Pick out every line in the data below that holds "cuprinsului".
────────────────────
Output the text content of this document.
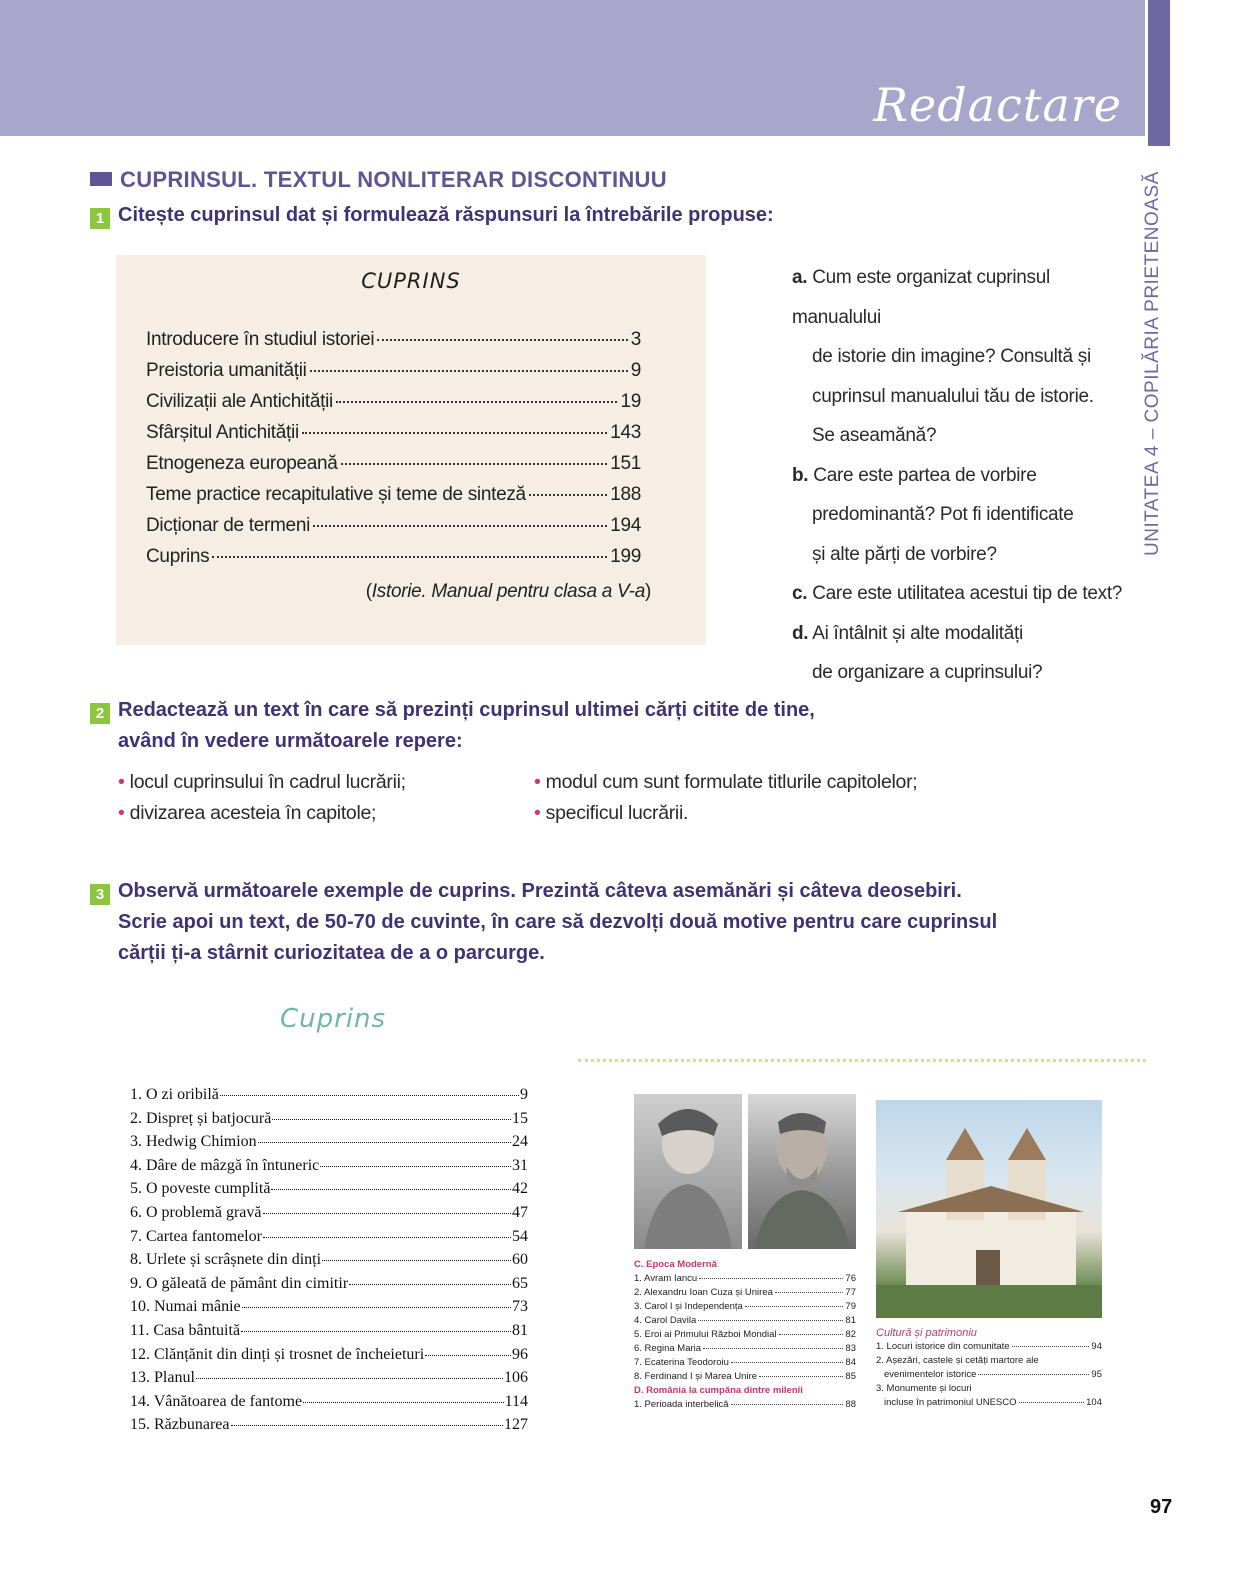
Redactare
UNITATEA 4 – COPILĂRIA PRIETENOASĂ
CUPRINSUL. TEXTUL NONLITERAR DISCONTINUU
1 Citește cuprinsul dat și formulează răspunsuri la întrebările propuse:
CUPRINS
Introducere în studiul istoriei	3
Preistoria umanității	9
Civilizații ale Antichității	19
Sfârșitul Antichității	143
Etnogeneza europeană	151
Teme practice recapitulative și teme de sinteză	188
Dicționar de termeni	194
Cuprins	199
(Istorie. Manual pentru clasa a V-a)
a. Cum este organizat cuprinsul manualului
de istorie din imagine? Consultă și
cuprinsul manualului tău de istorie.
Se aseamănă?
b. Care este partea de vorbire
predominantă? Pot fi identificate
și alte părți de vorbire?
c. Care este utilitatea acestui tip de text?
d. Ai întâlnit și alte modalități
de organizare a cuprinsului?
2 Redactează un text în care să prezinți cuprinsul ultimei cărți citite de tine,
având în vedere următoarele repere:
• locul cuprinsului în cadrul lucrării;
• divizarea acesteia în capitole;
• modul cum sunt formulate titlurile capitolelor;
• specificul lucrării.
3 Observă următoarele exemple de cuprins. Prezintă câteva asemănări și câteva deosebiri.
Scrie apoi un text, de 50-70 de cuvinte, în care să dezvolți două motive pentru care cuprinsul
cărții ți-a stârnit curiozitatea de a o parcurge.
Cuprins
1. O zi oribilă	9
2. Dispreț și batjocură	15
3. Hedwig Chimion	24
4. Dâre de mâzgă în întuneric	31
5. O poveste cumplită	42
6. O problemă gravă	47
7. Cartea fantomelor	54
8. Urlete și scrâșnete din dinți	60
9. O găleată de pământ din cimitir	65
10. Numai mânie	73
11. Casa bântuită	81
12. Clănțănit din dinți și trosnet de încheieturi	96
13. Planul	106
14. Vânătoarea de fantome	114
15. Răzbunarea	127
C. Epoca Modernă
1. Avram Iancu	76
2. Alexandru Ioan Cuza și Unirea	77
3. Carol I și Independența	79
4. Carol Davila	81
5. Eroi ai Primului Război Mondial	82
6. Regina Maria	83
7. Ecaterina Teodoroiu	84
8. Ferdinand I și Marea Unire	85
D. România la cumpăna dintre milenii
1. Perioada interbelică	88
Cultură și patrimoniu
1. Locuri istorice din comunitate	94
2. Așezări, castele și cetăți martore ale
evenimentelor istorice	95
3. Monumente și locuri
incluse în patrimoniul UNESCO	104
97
────────────────────
_Answer to the task_:
de organizare a cuprinsului?
• locul cuprinsului în cadrul lucrării;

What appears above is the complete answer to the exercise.